• **Problem requirements**:
Show every line below where "Copy" can be found.

• **Excerpted data**:
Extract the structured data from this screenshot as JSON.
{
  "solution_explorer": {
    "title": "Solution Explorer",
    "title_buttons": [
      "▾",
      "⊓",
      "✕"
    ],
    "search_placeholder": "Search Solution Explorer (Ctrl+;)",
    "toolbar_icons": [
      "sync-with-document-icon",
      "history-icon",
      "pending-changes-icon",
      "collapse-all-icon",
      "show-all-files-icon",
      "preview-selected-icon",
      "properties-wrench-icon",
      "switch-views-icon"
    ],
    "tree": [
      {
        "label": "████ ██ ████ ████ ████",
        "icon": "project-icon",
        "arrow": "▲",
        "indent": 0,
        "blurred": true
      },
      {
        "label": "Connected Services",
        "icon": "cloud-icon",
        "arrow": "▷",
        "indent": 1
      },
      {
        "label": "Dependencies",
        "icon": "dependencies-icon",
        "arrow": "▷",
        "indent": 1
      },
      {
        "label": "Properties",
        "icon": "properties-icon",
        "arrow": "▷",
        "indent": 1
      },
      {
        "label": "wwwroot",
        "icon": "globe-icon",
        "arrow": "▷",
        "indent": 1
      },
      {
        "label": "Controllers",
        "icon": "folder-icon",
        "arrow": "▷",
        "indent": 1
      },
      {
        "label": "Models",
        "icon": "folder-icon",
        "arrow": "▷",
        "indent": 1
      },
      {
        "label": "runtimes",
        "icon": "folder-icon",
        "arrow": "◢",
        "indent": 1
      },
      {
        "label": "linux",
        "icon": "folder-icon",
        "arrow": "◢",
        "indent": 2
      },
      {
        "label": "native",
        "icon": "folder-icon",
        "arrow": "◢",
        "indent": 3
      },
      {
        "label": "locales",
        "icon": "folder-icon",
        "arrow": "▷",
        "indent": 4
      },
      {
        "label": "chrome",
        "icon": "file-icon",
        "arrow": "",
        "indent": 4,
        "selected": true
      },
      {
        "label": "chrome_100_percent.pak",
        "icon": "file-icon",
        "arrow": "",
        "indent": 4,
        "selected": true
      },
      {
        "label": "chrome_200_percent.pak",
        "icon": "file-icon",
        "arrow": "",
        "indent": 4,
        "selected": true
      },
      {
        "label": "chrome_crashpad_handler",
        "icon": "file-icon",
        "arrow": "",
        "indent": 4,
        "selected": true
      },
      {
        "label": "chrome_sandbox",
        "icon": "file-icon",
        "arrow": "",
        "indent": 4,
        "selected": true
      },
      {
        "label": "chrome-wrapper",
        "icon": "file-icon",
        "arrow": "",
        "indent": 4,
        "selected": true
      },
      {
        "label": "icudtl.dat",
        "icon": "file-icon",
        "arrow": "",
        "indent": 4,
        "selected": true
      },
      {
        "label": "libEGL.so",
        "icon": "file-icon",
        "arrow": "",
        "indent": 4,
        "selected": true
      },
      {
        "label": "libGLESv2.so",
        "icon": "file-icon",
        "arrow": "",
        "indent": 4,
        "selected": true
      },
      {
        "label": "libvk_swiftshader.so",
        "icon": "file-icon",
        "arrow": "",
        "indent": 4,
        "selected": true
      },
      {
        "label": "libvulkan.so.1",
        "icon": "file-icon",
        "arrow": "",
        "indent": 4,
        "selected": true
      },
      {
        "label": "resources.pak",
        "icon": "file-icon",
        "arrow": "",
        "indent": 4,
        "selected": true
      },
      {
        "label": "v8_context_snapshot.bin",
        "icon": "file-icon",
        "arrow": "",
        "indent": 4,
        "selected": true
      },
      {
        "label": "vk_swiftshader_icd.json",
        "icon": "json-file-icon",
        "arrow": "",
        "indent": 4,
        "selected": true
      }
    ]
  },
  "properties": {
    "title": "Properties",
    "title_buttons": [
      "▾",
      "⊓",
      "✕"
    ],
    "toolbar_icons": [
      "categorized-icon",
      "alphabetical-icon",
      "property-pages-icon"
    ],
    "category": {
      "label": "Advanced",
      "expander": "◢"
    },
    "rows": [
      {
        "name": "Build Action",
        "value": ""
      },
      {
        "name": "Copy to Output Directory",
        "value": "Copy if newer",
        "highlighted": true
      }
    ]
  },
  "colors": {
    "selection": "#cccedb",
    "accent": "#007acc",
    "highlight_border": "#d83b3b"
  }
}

• **Correct output**:
        "name": "Copy to Output Directory",
        "value": "Copy if newer",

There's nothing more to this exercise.